Collected data:
····················
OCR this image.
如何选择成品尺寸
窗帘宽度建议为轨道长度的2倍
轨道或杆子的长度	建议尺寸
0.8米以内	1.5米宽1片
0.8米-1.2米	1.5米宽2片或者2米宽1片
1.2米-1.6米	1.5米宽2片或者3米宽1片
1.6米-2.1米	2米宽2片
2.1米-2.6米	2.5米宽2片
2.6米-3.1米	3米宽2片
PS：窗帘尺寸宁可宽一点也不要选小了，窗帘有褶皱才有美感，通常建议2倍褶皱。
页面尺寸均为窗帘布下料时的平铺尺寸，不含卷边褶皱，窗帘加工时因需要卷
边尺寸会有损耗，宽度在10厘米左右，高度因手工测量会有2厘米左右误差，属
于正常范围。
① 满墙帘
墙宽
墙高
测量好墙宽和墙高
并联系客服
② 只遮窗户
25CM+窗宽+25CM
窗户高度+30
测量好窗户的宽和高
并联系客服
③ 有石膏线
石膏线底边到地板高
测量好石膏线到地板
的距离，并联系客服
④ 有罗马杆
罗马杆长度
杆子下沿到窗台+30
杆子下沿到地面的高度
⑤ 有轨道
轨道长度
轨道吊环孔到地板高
····················
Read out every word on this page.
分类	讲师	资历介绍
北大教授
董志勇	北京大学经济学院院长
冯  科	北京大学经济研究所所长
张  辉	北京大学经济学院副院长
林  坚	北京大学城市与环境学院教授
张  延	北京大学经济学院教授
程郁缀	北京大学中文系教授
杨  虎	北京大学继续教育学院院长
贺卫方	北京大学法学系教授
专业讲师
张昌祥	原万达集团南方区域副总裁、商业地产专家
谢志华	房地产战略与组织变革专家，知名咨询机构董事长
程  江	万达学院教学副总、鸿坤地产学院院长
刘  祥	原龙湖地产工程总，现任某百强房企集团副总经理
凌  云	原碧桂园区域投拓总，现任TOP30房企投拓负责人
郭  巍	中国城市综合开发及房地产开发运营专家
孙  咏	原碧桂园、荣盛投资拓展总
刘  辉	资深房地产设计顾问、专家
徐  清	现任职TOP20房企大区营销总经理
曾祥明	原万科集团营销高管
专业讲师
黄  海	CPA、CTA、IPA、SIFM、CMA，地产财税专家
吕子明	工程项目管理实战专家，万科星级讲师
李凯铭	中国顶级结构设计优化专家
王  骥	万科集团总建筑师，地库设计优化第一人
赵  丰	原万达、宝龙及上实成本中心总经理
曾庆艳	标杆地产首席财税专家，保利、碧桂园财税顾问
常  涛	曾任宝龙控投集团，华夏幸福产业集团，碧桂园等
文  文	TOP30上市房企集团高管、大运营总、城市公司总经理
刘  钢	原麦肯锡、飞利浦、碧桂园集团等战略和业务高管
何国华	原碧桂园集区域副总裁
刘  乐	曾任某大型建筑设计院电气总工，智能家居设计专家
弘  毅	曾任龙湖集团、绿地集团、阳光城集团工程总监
····················
= Required task =
What is the number of lines in the data that hold the word "this"? Reply with that number and nothing else.

= Problem solution =
2